** begin **

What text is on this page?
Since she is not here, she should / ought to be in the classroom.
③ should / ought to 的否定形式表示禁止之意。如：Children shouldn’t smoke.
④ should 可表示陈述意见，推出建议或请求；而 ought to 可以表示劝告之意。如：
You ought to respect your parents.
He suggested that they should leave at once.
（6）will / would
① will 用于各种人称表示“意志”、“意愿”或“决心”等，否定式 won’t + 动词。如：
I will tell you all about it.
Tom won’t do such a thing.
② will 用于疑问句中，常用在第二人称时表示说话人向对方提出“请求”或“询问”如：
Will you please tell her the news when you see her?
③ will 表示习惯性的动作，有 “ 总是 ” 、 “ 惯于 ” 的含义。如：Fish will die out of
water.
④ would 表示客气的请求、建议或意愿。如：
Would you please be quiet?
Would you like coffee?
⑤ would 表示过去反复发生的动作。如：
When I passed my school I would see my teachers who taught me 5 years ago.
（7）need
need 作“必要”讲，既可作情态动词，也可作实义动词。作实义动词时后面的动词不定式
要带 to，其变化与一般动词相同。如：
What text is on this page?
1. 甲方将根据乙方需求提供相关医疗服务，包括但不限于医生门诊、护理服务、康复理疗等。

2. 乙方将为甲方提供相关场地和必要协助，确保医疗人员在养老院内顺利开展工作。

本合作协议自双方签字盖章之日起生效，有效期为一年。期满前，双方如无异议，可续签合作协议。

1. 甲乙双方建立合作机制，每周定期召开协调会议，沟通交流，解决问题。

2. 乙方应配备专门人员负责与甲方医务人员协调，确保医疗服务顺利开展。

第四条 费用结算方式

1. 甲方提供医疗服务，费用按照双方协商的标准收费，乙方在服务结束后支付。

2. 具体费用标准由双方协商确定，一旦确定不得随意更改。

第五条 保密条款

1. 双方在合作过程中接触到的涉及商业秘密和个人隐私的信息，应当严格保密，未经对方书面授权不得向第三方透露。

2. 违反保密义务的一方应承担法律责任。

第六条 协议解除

** end **

_Short problem_
Print every record exactly as it was given.

_The response_
What text is on this page?
Since she is not here, she should / ought to be in the classroom.
③ should / ought to 的否定形式表示禁止之意。如：Children shouldn’t smoke.
④ should 可表示陈述意见，推出建议或请求；而 ought to 可以表示劝告之意。如：
You ought to respect your parents.
He suggested that they should leave at once.
（6）will / would
① will 用于各种人称表示“意志”、“意愿”或“决心”等，否定式 won’t + 动词。如：
I will tell you all about it.
Tom won’t do such a thing.
② will 用于疑问句中，常用在第二人称时表示说话人向对方提出“请求”或“询问”如：
Will you please tell her the news when you see her?
③ will 表示习惯性的动作，有 “ 总是 ” 、 “ 惯于 ” 的含义。如：Fish will die out of
water.
④ would 表示客气的请求、建议或意愿。如：
Would you please be quiet?
Would you like coffee?
⑤ would 表示过去反复发生的动作。如：
When I passed my school I would see my teachers who taught me 5 years ago.
（7）need
need 作“必要”讲，既可作情态动词，也可作实义动词。作实义动词时后面的动词不定式
要带 to，其变化与一般动词相同。如：
What text is on this page?
1. 甲方将根据乙方需求提供相关医疗服务，包括但不限于医生门诊、护理服务、康复理疗等。

2. 乙方将为甲方提供相关场地和必要协助，确保医疗人员在养老院内顺利开展工作。

本合作协议自双方签字盖章之日起生效，有效期为一年。期满前，双方如无异议，可续签合作协议。

1. 甲乙双方建立合作机制，每周定期召开协调会议，沟通交流，解决问题。

2. 乙方应配备专门人员负责与甲方医务人员协调，确保医疗服务顺利开展。

第四条 费用结算方式

1. 甲方提供医疗服务，费用按照双方协商的标准收费，乙方在服务结束后支付。

2. 具体费用标准由双方协商确定，一旦确定不得随意更改。

第五条 保密条款

1. 双方在合作过程中接触到的涉及商业秘密和个人隐私的信息，应当严格保密，未经对方书面授权不得向第三方透露。

2. 违反保密义务的一方应承担法律责任。

第六条 协议解除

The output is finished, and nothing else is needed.